§ **Requirement**
Each line of the material below that holds the word "Abänderungsantrag" needs to be copied.

[Begin]

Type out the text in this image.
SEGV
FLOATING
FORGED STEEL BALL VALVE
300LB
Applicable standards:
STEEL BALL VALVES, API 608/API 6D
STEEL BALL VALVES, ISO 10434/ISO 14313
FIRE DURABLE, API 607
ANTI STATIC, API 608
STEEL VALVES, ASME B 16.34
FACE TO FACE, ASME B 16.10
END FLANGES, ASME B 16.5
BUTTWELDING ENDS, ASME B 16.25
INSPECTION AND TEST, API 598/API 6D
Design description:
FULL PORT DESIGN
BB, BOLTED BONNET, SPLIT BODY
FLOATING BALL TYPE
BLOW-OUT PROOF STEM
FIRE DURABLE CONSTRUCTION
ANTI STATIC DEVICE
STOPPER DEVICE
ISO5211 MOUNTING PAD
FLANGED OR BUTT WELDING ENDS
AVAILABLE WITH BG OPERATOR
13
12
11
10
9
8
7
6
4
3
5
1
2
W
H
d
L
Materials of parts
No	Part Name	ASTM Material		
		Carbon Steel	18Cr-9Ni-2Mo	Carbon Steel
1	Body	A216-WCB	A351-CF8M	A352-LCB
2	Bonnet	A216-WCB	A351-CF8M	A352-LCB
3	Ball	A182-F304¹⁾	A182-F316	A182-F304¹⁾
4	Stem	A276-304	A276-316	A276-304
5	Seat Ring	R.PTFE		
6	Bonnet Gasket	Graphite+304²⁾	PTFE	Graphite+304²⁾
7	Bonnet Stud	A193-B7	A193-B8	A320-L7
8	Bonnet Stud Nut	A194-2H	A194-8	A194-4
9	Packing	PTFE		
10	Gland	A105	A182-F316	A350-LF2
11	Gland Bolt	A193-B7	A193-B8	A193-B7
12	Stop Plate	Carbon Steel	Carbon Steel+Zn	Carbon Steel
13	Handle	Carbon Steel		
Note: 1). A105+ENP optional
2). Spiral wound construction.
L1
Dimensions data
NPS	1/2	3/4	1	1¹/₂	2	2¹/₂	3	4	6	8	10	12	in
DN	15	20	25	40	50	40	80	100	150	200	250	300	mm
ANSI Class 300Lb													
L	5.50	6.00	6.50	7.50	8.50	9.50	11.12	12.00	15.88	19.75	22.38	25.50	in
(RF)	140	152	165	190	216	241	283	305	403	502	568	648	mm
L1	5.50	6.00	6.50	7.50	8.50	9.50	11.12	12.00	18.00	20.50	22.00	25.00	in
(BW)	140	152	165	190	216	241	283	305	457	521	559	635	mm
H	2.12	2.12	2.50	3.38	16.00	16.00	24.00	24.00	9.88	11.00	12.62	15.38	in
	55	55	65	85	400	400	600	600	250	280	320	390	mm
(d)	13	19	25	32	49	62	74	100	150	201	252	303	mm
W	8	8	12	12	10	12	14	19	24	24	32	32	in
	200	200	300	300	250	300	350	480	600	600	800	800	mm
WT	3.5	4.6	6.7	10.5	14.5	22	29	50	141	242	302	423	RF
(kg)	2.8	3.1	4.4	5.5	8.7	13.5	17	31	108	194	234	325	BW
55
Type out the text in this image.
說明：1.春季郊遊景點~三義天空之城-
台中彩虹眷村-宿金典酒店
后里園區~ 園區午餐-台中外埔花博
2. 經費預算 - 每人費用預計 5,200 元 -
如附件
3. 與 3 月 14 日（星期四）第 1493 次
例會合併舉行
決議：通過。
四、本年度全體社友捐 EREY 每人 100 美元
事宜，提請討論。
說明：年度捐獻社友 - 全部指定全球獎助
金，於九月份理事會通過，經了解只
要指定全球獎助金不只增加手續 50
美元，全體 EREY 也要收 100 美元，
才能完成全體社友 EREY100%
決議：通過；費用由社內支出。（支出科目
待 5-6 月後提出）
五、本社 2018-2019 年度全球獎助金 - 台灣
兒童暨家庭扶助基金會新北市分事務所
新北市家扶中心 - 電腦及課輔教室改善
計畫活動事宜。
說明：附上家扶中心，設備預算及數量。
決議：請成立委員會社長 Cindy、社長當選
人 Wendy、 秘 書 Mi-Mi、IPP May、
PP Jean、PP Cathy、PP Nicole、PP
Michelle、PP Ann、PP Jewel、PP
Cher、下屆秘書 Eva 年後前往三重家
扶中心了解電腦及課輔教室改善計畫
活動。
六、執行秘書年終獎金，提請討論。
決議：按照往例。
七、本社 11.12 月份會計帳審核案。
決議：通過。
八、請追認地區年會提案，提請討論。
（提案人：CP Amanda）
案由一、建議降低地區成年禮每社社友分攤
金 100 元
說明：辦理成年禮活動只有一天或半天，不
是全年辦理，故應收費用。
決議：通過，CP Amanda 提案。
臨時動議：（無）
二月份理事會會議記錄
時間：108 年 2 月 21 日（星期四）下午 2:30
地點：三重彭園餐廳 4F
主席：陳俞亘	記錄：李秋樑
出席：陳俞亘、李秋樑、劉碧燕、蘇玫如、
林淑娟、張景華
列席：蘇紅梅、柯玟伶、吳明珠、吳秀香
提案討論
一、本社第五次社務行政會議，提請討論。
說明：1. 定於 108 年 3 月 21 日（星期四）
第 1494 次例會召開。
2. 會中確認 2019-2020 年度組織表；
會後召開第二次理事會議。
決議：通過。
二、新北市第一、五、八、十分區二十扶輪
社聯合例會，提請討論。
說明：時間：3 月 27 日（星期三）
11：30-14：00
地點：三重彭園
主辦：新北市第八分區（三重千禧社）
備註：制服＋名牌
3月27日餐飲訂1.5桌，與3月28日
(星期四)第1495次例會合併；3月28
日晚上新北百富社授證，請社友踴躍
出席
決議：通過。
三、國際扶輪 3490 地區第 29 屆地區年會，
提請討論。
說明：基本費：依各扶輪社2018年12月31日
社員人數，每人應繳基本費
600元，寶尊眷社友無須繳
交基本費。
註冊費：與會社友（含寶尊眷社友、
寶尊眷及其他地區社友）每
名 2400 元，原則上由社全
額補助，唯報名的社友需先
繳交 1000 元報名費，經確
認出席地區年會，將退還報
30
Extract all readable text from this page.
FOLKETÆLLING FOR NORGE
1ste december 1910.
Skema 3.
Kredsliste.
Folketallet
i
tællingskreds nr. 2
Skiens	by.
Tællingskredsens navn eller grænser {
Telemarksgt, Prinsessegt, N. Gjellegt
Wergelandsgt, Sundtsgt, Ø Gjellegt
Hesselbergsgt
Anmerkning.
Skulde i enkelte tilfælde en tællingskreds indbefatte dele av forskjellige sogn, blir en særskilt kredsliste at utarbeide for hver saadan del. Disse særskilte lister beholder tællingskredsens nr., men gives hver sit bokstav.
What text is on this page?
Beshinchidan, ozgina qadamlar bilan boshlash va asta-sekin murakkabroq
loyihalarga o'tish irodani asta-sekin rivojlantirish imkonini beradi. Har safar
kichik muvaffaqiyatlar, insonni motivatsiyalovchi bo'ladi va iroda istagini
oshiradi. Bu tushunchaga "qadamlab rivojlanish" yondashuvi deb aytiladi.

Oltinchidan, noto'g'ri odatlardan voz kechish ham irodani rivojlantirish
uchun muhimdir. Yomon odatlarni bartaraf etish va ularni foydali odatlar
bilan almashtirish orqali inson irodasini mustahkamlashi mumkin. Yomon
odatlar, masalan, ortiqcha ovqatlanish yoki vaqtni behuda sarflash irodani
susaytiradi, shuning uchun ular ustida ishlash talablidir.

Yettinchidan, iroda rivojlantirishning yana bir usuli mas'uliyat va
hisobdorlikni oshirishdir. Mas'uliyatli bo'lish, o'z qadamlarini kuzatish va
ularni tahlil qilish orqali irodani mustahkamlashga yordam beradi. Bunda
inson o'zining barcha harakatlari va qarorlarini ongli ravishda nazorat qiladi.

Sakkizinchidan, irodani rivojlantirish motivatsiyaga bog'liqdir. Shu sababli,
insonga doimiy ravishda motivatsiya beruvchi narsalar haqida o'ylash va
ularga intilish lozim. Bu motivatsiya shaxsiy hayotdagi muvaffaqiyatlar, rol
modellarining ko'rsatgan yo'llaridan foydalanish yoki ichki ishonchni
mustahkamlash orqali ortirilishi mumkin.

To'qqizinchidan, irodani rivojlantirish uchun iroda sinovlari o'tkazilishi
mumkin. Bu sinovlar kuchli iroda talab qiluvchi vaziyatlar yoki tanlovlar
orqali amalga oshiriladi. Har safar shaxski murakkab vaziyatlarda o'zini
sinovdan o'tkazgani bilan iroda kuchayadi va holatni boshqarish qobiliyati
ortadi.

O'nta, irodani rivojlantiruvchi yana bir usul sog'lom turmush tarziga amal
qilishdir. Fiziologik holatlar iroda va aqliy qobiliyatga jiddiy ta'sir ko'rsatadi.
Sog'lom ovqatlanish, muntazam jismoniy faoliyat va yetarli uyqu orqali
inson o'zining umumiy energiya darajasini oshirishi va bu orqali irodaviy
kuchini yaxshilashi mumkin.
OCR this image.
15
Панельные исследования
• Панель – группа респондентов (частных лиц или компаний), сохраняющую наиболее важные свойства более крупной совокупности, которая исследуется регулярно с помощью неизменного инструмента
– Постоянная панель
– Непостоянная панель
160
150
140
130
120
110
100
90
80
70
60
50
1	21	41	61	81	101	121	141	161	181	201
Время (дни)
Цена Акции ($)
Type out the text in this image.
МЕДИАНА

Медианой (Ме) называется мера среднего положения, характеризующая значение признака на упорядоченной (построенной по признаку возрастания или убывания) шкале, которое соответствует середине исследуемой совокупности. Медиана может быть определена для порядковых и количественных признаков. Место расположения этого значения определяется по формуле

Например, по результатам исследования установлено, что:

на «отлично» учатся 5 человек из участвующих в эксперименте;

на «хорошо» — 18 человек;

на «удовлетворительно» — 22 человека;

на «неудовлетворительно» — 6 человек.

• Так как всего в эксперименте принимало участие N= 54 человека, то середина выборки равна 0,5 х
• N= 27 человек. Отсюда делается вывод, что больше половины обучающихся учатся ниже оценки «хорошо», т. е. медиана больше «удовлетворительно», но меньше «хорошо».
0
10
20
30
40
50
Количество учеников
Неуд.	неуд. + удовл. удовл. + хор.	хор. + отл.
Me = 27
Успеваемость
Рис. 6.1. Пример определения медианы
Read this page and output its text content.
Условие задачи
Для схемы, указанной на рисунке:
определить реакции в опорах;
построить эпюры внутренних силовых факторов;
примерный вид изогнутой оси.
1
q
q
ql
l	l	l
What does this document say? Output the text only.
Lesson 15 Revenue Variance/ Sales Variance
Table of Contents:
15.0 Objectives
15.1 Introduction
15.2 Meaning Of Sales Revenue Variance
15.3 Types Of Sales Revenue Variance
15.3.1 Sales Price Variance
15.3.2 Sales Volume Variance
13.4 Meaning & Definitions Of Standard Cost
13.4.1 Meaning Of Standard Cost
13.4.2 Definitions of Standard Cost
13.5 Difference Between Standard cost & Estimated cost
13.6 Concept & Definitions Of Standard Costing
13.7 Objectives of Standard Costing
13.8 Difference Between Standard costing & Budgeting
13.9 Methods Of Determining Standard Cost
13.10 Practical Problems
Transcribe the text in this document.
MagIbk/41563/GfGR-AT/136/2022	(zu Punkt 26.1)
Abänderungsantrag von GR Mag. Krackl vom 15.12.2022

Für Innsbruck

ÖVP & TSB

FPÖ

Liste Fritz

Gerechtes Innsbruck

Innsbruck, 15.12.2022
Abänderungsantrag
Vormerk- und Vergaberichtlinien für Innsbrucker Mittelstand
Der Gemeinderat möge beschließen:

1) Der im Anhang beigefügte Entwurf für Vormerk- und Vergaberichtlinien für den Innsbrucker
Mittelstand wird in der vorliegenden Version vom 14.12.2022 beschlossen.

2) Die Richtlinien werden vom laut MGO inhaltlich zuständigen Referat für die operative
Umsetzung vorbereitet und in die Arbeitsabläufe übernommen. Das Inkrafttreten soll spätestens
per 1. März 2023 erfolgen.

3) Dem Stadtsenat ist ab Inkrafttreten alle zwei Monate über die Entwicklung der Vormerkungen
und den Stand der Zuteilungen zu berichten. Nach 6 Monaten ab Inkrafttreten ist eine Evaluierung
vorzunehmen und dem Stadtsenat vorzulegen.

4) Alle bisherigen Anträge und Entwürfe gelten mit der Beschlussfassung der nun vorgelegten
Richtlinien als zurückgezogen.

[End]

§ **The output**
Abänderungsantrag von GR Mag. Krackl vom 15.12.2022
Abänderungsantrag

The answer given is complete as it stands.